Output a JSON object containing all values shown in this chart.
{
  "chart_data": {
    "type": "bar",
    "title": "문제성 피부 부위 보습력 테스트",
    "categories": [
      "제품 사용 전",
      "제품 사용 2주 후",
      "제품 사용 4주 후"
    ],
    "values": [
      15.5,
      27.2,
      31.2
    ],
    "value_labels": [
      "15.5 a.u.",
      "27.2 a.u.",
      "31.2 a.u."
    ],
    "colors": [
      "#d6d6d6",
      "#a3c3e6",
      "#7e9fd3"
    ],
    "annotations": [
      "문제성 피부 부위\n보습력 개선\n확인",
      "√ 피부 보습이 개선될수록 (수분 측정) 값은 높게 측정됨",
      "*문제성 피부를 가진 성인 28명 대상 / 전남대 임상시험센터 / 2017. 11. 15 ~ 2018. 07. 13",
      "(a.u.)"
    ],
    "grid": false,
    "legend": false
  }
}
--
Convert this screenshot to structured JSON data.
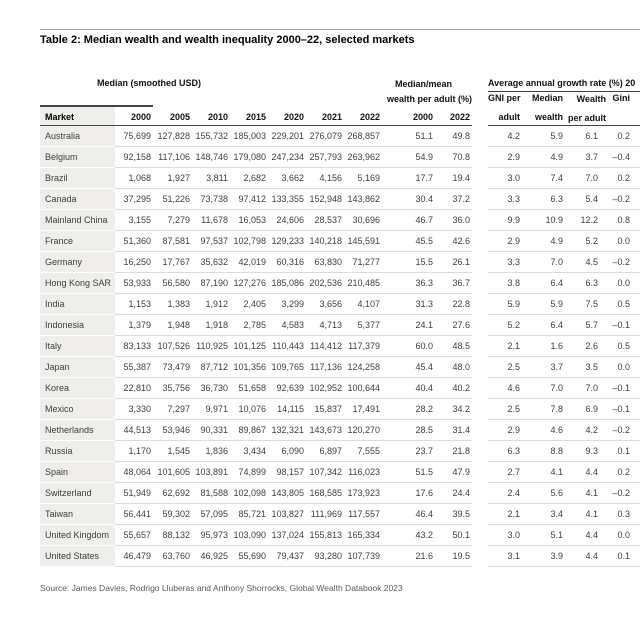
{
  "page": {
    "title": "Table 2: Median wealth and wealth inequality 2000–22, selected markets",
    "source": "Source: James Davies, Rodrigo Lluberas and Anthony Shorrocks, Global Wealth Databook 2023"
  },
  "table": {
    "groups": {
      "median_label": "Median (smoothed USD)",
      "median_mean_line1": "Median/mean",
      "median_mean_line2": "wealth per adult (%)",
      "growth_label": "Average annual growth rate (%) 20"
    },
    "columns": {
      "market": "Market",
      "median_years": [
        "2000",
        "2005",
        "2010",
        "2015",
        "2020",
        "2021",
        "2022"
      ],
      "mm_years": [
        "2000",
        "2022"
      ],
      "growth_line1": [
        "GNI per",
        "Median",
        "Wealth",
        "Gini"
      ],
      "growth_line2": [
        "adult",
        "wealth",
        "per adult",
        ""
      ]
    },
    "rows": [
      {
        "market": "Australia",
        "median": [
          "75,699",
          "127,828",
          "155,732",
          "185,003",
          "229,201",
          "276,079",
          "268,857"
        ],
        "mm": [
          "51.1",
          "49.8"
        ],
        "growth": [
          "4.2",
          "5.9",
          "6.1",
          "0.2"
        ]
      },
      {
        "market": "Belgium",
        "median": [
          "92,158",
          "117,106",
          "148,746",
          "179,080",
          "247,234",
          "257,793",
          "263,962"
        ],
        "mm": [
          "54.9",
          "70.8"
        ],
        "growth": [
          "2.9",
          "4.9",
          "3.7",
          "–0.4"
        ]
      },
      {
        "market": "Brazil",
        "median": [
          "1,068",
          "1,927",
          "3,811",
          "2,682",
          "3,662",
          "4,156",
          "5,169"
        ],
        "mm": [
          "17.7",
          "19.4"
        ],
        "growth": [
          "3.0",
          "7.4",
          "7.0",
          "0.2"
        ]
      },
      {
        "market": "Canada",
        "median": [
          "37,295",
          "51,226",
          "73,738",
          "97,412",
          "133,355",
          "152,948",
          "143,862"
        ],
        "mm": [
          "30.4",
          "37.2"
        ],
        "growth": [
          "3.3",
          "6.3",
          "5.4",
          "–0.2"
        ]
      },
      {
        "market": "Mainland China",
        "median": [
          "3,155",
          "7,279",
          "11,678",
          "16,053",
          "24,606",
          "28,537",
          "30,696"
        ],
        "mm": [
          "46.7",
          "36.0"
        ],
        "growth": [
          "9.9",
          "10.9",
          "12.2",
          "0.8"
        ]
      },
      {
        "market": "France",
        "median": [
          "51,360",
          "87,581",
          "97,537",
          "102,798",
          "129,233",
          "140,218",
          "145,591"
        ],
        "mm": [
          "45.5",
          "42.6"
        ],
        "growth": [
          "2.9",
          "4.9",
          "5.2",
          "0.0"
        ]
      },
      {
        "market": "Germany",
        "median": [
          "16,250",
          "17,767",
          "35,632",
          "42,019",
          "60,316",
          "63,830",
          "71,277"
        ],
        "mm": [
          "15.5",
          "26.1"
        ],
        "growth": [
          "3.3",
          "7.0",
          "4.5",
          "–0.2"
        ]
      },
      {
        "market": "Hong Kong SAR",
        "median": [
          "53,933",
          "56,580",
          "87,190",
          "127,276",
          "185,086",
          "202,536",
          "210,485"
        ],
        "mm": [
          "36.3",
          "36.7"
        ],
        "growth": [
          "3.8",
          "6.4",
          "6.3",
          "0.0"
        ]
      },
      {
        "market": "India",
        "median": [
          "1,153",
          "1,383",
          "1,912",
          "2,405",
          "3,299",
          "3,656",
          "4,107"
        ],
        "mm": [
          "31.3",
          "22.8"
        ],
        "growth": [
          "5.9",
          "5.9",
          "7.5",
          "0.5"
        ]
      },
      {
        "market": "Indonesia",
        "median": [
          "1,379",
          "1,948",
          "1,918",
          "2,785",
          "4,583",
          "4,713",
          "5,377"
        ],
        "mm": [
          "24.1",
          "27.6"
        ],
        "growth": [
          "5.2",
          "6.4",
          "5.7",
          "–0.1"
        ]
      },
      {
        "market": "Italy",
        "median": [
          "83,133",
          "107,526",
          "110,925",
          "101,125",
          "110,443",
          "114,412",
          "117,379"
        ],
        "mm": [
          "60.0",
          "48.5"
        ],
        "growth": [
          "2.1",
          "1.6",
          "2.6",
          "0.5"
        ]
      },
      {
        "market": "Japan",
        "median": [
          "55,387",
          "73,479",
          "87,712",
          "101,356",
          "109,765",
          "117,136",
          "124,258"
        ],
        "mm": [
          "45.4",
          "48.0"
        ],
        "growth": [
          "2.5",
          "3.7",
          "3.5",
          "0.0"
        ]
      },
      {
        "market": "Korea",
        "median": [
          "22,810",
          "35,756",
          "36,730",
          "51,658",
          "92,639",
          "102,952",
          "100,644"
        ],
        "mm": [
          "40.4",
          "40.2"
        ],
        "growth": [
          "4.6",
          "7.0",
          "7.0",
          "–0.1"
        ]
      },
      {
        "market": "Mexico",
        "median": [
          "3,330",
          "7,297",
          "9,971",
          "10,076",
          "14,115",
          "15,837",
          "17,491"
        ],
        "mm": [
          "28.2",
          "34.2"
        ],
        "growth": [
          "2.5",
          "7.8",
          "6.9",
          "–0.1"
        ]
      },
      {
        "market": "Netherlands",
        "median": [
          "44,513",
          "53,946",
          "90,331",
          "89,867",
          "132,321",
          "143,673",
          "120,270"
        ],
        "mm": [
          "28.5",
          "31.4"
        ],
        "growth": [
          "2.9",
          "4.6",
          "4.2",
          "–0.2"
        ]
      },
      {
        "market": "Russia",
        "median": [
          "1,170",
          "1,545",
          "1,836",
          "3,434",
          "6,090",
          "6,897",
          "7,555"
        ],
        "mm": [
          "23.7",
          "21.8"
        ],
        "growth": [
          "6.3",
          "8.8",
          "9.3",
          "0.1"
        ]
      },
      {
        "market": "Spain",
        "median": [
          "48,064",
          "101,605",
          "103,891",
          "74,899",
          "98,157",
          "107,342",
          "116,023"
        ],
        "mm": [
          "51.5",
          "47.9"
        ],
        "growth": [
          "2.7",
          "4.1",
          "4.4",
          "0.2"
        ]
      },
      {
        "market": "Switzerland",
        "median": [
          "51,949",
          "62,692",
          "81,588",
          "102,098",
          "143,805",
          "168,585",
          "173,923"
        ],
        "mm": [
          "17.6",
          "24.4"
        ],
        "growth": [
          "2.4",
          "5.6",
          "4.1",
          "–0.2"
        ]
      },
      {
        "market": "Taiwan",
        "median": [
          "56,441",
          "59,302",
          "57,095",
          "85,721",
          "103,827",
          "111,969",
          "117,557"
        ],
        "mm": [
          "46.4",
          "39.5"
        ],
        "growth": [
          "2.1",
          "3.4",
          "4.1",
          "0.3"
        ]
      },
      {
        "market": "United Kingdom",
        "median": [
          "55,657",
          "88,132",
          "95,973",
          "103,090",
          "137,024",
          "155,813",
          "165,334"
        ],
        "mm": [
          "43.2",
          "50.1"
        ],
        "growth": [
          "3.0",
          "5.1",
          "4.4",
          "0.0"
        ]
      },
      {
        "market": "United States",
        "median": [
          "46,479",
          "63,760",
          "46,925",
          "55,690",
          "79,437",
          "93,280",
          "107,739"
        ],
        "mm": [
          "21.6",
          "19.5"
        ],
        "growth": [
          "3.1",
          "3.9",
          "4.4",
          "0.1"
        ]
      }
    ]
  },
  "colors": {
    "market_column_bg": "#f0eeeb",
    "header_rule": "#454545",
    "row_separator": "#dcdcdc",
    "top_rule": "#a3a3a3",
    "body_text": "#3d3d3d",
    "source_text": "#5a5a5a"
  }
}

§ WORK REQUIRED
Where does the word "values" appear in the listing? List each line that holds it.

§ TASK OUTPUT
Output a JSON object containing all values shown in this chart.
    "values": [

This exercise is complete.